== Exercise ==
Search the material for the string "each", then return every line where it is found.

(Dataset items)

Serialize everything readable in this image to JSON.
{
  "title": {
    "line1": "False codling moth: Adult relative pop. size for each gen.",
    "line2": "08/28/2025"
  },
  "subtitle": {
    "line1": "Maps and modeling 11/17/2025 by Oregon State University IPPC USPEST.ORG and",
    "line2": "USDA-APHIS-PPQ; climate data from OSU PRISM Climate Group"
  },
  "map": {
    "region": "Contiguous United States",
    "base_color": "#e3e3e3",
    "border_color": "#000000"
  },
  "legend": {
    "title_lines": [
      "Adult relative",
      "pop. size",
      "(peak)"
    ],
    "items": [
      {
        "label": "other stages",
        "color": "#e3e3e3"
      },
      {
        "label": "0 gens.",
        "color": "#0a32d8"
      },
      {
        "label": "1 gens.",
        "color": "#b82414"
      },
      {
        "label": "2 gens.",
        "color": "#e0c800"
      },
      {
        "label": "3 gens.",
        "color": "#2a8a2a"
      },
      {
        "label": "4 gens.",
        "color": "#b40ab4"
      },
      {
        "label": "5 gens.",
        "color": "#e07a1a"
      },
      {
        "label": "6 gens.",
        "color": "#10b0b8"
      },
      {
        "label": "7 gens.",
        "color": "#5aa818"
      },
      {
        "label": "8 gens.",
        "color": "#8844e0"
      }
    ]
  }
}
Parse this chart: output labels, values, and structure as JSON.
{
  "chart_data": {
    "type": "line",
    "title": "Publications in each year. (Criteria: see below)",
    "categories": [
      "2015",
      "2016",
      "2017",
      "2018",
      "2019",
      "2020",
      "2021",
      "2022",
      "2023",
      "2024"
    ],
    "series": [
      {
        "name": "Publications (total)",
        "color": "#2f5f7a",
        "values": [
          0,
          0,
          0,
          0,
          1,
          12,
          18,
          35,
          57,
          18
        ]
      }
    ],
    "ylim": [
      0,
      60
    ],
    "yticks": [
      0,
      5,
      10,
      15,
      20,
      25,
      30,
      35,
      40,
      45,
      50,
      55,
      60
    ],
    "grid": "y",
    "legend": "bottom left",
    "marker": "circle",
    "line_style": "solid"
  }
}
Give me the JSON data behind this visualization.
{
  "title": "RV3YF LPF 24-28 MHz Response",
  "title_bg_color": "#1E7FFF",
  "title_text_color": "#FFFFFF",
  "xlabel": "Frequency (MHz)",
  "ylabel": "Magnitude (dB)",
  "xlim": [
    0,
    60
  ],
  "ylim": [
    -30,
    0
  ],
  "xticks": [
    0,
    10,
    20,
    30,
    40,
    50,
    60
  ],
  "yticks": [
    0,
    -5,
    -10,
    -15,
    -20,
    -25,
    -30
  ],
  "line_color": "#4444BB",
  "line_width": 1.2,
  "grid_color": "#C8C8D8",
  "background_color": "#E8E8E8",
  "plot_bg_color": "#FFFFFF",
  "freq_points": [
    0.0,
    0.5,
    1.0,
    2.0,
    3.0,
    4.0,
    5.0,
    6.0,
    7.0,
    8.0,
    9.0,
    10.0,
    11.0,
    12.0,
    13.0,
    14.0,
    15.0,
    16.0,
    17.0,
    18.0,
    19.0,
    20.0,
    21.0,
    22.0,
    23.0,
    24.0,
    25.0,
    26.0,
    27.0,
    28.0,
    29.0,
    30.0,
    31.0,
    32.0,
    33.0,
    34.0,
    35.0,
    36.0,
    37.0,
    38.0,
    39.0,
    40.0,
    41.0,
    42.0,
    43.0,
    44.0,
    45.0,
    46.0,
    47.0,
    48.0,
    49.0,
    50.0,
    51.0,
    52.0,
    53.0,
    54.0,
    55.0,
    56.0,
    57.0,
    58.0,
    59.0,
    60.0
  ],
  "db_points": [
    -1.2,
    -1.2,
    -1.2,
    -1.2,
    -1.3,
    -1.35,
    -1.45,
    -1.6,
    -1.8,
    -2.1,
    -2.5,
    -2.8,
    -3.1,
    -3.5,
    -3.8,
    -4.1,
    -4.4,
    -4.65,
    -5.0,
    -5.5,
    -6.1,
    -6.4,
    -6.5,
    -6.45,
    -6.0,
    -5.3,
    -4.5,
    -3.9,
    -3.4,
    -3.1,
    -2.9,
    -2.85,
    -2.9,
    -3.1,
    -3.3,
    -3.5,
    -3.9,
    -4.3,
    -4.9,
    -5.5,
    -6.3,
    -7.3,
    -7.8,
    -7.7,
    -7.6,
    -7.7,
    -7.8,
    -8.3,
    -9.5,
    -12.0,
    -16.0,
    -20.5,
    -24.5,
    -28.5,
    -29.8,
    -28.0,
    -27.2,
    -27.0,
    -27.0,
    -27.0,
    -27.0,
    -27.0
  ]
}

== Written solution ==
    "line1": "False codling moth: Adult relative pop. size for each gen.",
    "title": "Publications in each year. (Criteria: see below)",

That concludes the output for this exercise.